Extrait du texte
▼
"Voyage au Karabakh"

19.03.2025

Parmi les nombreux ouvrages présentés au Salon du livre de Genève qui s'ouvre aujourd'hui, j’attire votre attention sur le roman d'Aka Mortchiladze qui vient de paraître aux Éditions Noir sur Blanc, à Lausanne, et dont la traduction française est assumée par Alexandre Bainbridge et Khatouna Kapanadze.

 

Parmi les nombreux ouvrages présentés au Salon du livre de Genève qui s'ouvre aujourd'hui, j’attire votre attention sur le roman d'Aka Mortchiladze qui vient de paraître aux Éditions Noir sur Blanc, à Lausanne, et dont la traduction française est assumée par Alexandre Bainbridge et Khatouna Kapanadze.
▲
Informations fournies
▼
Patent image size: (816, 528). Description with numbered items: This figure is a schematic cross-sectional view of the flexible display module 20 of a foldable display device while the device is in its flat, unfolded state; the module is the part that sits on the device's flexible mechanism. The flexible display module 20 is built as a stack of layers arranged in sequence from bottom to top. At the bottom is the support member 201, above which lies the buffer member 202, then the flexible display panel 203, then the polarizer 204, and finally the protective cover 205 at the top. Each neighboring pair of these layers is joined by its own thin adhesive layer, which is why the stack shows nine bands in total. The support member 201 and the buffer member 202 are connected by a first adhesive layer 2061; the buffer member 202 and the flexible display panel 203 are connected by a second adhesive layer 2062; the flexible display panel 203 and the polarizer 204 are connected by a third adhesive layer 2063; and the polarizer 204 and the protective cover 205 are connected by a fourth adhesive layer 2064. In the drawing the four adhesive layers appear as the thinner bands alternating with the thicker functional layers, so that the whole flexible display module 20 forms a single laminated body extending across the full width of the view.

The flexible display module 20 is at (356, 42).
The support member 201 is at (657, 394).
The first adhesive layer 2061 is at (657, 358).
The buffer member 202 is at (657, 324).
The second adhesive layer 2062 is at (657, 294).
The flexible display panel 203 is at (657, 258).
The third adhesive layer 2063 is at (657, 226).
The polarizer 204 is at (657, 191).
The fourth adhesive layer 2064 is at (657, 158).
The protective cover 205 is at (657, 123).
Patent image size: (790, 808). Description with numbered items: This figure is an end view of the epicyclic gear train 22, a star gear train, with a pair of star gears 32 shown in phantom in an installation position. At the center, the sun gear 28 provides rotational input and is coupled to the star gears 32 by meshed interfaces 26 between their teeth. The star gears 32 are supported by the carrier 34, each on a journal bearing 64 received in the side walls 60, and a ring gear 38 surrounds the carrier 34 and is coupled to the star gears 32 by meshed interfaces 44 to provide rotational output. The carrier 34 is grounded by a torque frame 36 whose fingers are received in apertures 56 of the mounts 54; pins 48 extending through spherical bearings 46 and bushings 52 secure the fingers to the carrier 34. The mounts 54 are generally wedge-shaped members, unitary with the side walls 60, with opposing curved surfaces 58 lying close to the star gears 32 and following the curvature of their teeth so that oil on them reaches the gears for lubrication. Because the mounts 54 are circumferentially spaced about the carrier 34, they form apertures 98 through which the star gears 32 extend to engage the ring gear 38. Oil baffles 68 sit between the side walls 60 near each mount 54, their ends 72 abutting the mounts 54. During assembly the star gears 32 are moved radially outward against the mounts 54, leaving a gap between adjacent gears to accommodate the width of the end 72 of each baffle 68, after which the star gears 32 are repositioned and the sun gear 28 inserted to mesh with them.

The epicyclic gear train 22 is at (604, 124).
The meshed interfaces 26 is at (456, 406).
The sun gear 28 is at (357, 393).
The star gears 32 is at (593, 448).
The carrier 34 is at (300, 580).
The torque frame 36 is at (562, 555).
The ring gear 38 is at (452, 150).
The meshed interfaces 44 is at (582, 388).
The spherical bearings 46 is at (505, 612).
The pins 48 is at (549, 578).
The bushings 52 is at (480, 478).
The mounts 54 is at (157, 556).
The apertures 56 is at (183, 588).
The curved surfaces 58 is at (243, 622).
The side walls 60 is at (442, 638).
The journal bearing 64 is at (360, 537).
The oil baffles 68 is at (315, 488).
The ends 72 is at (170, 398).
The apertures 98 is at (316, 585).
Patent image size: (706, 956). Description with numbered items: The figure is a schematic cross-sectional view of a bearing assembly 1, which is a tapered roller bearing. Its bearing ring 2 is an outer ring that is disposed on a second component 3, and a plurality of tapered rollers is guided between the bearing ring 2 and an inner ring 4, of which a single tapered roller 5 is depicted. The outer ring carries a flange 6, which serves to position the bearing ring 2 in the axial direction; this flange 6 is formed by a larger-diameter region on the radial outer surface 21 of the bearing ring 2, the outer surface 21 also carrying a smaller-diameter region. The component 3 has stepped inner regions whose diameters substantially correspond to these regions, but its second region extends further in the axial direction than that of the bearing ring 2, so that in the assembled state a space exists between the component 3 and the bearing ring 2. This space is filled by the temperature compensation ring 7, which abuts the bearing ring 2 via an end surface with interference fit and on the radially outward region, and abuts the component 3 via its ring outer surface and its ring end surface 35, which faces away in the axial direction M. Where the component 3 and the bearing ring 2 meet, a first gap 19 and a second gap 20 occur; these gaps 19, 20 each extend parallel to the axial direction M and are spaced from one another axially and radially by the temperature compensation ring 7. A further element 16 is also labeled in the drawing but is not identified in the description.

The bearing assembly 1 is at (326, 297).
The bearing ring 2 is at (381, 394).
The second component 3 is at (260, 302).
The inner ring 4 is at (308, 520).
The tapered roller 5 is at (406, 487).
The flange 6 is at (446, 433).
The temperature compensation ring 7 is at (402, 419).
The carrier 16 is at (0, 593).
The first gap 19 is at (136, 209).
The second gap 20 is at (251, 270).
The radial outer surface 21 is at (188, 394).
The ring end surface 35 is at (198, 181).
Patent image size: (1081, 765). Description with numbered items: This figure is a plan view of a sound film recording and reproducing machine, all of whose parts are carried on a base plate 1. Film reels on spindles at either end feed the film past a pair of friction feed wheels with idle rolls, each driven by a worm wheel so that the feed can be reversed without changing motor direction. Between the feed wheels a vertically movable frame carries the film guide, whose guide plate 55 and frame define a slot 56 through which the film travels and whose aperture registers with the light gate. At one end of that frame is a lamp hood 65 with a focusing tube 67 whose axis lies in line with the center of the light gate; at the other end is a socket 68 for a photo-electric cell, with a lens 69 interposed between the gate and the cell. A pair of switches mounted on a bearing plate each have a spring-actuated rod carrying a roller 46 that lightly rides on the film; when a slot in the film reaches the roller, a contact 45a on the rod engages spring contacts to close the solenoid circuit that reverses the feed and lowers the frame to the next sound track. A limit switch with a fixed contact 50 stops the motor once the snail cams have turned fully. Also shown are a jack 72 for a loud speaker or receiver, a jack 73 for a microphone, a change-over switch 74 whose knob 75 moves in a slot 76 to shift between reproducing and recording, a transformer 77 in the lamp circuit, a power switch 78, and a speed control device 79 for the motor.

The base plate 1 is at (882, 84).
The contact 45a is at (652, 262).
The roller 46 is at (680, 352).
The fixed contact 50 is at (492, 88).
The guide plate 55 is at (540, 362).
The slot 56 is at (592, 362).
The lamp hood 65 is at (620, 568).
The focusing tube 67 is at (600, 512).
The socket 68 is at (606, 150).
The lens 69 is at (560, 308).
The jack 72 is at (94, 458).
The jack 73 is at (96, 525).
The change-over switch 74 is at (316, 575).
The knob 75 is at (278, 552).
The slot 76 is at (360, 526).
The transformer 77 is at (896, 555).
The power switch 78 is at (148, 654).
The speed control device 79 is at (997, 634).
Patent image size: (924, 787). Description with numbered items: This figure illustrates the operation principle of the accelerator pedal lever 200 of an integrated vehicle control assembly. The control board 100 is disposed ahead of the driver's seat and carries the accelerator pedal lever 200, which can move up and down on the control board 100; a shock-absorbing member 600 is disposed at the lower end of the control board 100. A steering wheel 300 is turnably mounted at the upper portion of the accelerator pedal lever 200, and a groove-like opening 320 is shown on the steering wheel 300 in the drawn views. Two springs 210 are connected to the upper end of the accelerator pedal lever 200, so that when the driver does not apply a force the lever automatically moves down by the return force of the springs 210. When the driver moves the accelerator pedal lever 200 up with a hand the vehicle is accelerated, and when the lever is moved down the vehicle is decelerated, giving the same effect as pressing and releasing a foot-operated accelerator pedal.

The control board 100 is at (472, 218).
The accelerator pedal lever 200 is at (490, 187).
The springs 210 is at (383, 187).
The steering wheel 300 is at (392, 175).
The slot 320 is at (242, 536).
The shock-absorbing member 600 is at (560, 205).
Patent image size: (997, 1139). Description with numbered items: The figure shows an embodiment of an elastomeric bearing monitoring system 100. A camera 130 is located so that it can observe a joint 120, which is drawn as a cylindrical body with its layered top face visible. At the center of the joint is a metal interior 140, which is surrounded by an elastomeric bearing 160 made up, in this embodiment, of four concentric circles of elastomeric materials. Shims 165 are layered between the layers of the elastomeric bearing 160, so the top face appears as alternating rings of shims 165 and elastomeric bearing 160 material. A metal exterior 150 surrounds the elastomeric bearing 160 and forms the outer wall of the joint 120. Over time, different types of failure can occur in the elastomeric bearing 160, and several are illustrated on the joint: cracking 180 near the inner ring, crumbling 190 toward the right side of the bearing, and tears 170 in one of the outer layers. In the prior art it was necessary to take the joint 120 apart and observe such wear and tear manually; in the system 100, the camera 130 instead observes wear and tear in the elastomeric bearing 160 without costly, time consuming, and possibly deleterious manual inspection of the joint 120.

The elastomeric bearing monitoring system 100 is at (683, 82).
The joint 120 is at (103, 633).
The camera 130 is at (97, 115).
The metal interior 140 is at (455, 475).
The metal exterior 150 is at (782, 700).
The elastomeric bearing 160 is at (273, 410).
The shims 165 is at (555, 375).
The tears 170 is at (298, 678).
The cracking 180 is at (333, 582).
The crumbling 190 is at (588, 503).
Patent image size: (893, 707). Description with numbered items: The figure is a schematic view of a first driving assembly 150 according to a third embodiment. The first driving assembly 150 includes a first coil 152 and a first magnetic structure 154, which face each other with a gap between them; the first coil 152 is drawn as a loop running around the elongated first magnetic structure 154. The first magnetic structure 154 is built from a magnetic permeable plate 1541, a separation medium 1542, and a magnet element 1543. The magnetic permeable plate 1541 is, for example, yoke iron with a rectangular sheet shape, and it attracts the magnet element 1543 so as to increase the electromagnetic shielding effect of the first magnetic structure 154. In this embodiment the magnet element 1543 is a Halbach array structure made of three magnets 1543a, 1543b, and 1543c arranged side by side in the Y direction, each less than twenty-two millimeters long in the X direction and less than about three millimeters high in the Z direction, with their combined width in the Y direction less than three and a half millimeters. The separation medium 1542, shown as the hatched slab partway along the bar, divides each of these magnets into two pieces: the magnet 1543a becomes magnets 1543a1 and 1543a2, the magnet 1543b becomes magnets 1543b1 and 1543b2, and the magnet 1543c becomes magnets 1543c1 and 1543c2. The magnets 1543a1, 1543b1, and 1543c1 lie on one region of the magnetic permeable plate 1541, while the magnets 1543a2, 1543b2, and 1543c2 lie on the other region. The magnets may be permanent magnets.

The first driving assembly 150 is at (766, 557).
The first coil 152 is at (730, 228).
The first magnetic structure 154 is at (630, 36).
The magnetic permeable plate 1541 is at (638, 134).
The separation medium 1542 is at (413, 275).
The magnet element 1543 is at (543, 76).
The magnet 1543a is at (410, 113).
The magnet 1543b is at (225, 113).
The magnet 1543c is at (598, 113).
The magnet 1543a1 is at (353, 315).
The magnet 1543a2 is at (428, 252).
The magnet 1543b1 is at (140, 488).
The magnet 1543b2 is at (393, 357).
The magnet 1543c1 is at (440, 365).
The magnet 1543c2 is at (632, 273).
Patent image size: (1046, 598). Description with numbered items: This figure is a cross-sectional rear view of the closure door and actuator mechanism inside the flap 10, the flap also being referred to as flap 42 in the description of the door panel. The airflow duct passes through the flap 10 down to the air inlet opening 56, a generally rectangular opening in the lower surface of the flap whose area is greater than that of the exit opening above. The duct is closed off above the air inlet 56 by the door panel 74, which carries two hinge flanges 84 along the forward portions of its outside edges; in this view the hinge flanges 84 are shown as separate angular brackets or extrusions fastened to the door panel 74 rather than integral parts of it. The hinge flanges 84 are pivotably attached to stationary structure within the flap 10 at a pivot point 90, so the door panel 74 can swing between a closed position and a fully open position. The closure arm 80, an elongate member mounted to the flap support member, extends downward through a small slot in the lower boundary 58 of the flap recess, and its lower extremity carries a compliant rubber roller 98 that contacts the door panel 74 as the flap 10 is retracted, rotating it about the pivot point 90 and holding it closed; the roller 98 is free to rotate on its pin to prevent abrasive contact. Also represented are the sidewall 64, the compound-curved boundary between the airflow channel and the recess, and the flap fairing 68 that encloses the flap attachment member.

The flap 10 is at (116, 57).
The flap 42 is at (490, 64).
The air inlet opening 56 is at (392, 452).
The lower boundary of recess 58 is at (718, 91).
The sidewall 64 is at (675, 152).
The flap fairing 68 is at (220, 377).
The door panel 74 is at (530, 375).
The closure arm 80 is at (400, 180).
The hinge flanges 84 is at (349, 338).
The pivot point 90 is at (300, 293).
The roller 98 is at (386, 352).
▲
Travail demandé
Répondez à ces questions d'après le texte sur le roman « Voyage au Karabakh ».
(a) Quelle date est indiquée en haut du texte ?
(b) Chez quel éditeur et dans quelle ville le roman vient-il de paraître ?
(c) Qui assure la traduction française ?
Appuyez-vous uniquement sur le texte pour répondre.

Réponse complète
(a) Le 19.03.2025.
(b) Aux Éditions Noir sur Blanc, à Lausanne.
(c) Alexandre Bainbridge et Khatouna Kapanadze.